▶ **Record extracts**
☆ ☆ ☆ ☆

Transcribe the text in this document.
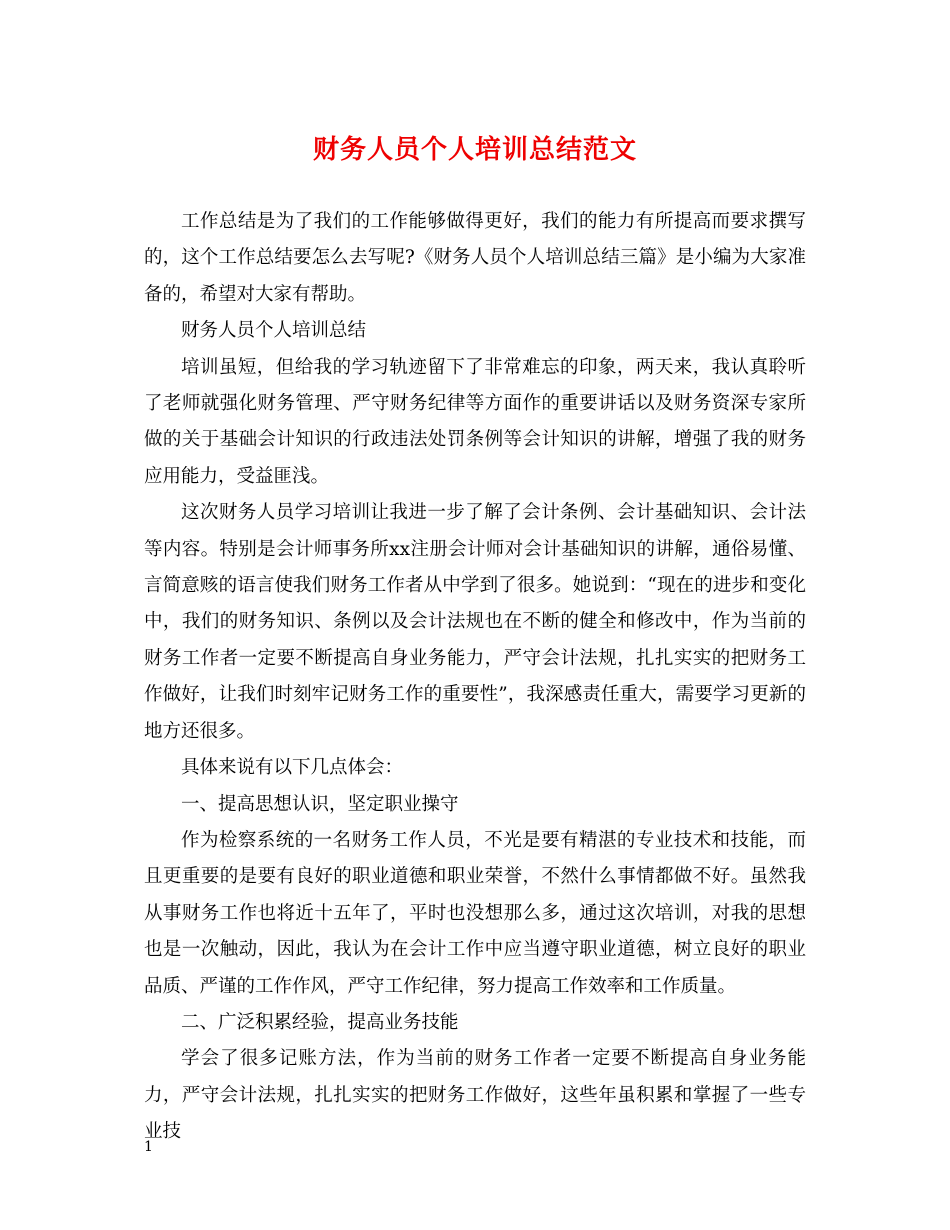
财务人员个人培训总结范文

工作总结是为了我们的工作能够做得更好，我们的能力有所提高而要求撰写的，这个工作总结要怎么去写呢?《财务人员个人培训总结三篇》是小编为大家准备的，希望对大家有帮助。

财务人员个人培训总结

培训虽短，但给我的学习轨迹留下了非常难忘的印象，两天来，我认真聆听了老师就强化财务管理、严守财务纪律等方面作的重要讲话以及财务资深专家所做的关于基础会计知识的行政违法处罚条例等会计知识的讲解，增强了我的财务应用能力，受益匪浅。

这次财务人员学习培训让我进一步了解了会计条例、会计基础知识、会计法等内容。特别是会计师事务所xx注册会计师对会计基础知识的讲解，通俗易懂、言简意赅的语言使我们财务工作者从中学到了很多。她说到：“现在的进步和变化中，我们的财务知识、条例以及会计法规也在不断的健全和修改中，作为当前的财务工作者一定要不断提高自身业务能力，严守会计法规，扎扎实实的把财务工作做好，让我们时刻牢记财务工作的重要性”，我深感责任重大，需要学习更新的地方还很多。

具体来说有以下几点体会：

一、提高思想认识，坚定职业操守

作为检察系统的一名财务工作人员，不光是要有精湛的专业技术和技能，而且更重要的是要有良好的职业道德和职业荣誉，不然什么事情都做不好。虽然我从事财务工作也将近十五年了，平时也没想那么多，通过这次培训，对我的思想也是一次触动，因此，我认为在会计工作中应当遵守职业道德，树立良好的职业品质、严谨的工作作风，严守工作纪律，努力提高工作效率和工作质量。

二、广泛积累经验，提高业务技能

学会了很多记账方法，作为当前的财务工作者一定要不断提高自身业务能力，严守会计法规，扎扎实实的把财务工作做好，这些年虽积累和掌握了一些专业技

1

☆ ☆ ☆ ☆

▶ **Exercise description**
Write out each line again precisely as it appears, skipping every picture.

▶ **Task response**
Transcribe the text in this document.
财务人员个人培训总结范文

工作总结是为了我们的工作能够做得更好，我们的能力有所提高而要求撰写的，这个工作总结要怎么去写呢?《财务人员个人培训总结三篇》是小编为大家准备的，希望对大家有帮助。

财务人员个人培训总结

培训虽短，但给我的学习轨迹留下了非常难忘的印象，两天来，我认真聆听了老师就强化财务管理、严守财务纪律等方面作的重要讲话以及财务资深专家所做的关于基础会计知识的行政违法处罚条例等会计知识的讲解，增强了我的财务应用能力，受益匪浅。

这次财务人员学习培训让我进一步了解了会计条例、会计基础知识、会计法等内容。特别是会计师事务所xx注册会计师对会计基础知识的讲解，通俗易懂、言简意赅的语言使我们财务工作者从中学到了很多。她说到：“现在的进步和变化中，我们的财务知识、条例以及会计法规也在不断的健全和修改中，作为当前的财务工作者一定要不断提高自身业务能力，严守会计法规，扎扎实实的把财务工作做好，让我们时刻牢记财务工作的重要性”，我深感责任重大，需要学习更新的地方还很多。

具体来说有以下几点体会：

一、提高思想认识，坚定职业操守

作为检察系统的一名财务工作人员，不光是要有精湛的专业技术和技能，而且更重要的是要有良好的职业道德和职业荣誉，不然什么事情都做不好。虽然我从事财务工作也将近十五年了，平时也没想那么多，通过这次培训，对我的思想也是一次触动，因此，我认为在会计工作中应当遵守职业道德，树立良好的职业品质、严谨的工作作风，严守工作纪律，努力提高工作效率和工作质量。

二、广泛积累经验，提高业务技能

学会了很多记账方法，作为当前的财务工作者一定要不断提高自身业务能力，严守会计法规，扎扎实实的把财务工作做好，这些年虽积累和掌握了一些专业技

1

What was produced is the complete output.